**作業指示**:
下にあるテレビの壁掛けについての文章のうち、「テレビの重量を20kgとし、」から「表の中の単位はNです。」までを一字も変えずに書き写してください。
----- 演習用の文章 -----
一人暮らしを始める時の引っ越しや、結婚新生活、薄型テレビの買い替えなどで、テレビ台を手に入れて特に不自由なく使えていらっしゃる方は多いと思います。ところで、テレビ台を使い倒してみると、意外とテレビ台の収納は必要がないと判り、部屋の壁面やコーナーに置いたテレビ台をもっとスリムに、スマートにしたいと思いますよね。
スリムにしようとすると、究極は壁掛けに行きつきます。賃貸では壁掛けなんて。。。と思う方もいると思いますが、やり方はあります。壁に穴をあけなくてもできる、ディアウォールやラブリコで壁際に柱を立ててテレビ掛けを固定する方法が、スタイリッシュなテレビ台を実現する実績のある方法です。
テレビをフックで掛けて収納するとした場合、50インチクラスでも20kg程度、60インチクラスになれば30kg弱に達するものを掛けられるのか。。。テレビの重量で倒壊しないか心配です。そこで、構造計算を行い一覧にしました。
薄型テレビを柱に掛ける
市販のテレビ用のモニターアープは十分に重量に耐えますので、そこは無視できます。一方で、2×4材を床と天井に突っ張って、横板をつけてテレビ掛け金具を固定する場合、テレビの重みで突っ張り部に滑り、つまり倒壊する力がかかる可能性があります。
テレビの重量を20kgとし、フックの出っ張る長さ(=フック固定部からテレビを掛けるところまでの直線距離)と固定部の高さを変数として、倒壊する力を計算してみます。2×4材を突っ張る天井高さは2,400mmとします。横板のたわみは計算上は無視します。
倒壊する力はどこまで耐えれば良いかを考えるにあたり、
ディアウォール一本の突っ張りの力→10kg
ディアウォールと天井の摩擦係数→0.5
とし、10kg×0.5=5kg (49N; ニュートン)の力を計算上の限界とします。
表の中の単位はNです。
フックの張り出し長さ | フックの床からの位置600mm | 1,200mm | 1,800mm | |
SPF 2×4 | 100mm | 9.1 | 12.2 | 9.1 |
300mm | 27.5 | 36.7 | 27.5 | |
500mm | 45.9 | 61.2 | 45.9 |
49Nの計算限界に対し、上、下からいずれも遠い、中間の目1,200mmの位置にオーバーハング状態のフック張り出し500mmで掛けると、49Nは超えてしまいます。実際は安全率を見ておく必要があり、半分の約24Nぐらいをボーダーラインとしたいところです。
そうすると、500mmも張り出すアーム型のテレビ掛け金具では倒壊の恐れが出てきます。
実際には、壁掛けの時に2×4材は2本以上立てて、テレビを支えると思います。すると1本あたりの滑りの力は半分になります。一方で、必ず10kg以上の力で突っ張れるとは保証できないこと、天井とディアウォールの摩擦係数も0.5は理想的すぎるため、やはり上記の表程度の判断が安全だと思います。
----- 提供データ -----
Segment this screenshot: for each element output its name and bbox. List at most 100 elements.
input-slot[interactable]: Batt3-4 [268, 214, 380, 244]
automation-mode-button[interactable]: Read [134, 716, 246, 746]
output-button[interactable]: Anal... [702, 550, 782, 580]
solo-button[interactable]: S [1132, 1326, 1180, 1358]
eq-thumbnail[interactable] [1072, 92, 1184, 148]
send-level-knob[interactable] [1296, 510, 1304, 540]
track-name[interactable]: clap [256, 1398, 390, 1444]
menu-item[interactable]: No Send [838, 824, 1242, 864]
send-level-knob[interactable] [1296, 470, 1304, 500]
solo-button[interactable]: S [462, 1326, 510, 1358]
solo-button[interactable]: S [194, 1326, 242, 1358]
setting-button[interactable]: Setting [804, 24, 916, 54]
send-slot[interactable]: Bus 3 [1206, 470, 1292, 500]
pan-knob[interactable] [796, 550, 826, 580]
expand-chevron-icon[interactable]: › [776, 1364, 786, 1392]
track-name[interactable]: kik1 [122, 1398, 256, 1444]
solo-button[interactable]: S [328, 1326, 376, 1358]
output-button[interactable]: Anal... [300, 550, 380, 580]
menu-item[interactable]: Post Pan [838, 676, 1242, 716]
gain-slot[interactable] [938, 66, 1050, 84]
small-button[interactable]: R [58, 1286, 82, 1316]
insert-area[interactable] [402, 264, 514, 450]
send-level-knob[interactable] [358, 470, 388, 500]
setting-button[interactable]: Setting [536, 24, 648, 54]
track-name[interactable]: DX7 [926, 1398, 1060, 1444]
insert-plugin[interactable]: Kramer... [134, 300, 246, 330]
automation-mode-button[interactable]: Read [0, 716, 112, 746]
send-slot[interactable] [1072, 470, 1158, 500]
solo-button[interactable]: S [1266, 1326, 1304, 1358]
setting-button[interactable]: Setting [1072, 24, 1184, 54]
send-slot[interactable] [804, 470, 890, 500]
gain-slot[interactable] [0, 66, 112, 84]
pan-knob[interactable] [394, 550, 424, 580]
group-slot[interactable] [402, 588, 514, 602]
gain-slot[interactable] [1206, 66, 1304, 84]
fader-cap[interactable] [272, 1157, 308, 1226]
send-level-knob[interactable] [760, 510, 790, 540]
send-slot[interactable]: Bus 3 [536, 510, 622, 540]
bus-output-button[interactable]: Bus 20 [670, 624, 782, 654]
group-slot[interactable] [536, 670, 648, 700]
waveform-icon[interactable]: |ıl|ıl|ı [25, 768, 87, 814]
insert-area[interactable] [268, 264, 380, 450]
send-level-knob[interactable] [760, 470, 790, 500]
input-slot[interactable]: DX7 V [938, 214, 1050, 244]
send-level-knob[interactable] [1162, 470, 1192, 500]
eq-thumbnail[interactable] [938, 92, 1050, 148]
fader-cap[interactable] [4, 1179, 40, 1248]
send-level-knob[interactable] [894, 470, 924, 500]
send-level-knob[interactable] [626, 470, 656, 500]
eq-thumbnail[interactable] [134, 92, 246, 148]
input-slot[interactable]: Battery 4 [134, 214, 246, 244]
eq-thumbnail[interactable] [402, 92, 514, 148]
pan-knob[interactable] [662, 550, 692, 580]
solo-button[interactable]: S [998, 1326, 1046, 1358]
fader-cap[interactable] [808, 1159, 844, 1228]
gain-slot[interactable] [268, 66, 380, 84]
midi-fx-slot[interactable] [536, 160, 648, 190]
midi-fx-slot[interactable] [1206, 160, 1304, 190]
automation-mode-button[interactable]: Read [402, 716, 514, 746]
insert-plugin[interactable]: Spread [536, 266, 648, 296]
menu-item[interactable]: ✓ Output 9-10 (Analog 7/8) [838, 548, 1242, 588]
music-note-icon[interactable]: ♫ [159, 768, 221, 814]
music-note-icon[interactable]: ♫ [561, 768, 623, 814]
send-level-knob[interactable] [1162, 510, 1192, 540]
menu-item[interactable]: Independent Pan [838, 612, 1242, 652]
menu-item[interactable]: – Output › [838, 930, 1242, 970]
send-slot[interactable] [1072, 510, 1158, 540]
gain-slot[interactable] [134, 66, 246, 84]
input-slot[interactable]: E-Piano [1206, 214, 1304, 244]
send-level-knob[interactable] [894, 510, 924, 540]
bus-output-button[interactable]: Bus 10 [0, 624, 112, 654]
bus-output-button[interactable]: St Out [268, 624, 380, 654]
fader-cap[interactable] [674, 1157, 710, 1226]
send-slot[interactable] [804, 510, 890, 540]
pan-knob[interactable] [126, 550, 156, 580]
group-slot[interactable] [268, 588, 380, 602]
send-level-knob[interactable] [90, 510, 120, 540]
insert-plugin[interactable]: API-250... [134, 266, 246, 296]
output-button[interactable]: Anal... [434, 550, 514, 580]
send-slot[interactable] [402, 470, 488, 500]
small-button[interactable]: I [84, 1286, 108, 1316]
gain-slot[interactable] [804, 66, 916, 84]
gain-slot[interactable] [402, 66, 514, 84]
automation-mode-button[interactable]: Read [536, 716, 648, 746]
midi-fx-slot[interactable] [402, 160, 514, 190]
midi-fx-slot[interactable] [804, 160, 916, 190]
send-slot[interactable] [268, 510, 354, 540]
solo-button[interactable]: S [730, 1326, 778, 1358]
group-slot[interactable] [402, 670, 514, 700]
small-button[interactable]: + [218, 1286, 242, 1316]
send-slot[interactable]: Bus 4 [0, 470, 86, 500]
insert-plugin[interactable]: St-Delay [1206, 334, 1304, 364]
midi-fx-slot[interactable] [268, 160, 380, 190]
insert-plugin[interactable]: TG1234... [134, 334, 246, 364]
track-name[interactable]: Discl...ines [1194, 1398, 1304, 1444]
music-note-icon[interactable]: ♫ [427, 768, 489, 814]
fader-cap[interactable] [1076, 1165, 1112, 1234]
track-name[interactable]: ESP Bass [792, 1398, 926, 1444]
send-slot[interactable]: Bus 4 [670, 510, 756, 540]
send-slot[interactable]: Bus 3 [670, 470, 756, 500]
-----
**演習の結果**:
テレビの重量を20kgとし、フックの出っ張る長さ(=フック固定部からテレビを掛けるところまでの直線距離)と固定部の高さを変数として、倒壊する力を計算してみます。2×4材を突っ張る天井高さは2,400mmとします。横板のたわみは計算上は無視します。
倒壊する力はどこまで耐えれば良いかを考えるにあたり、
ディアウォール一本の突っ張りの力→10kg
ディアウォールと天井の摩擦係数→0.5
とし、10kg×0.5=5kg (49N; ニュートン)の力を計算上の限界とします。
表の中の単位はNです。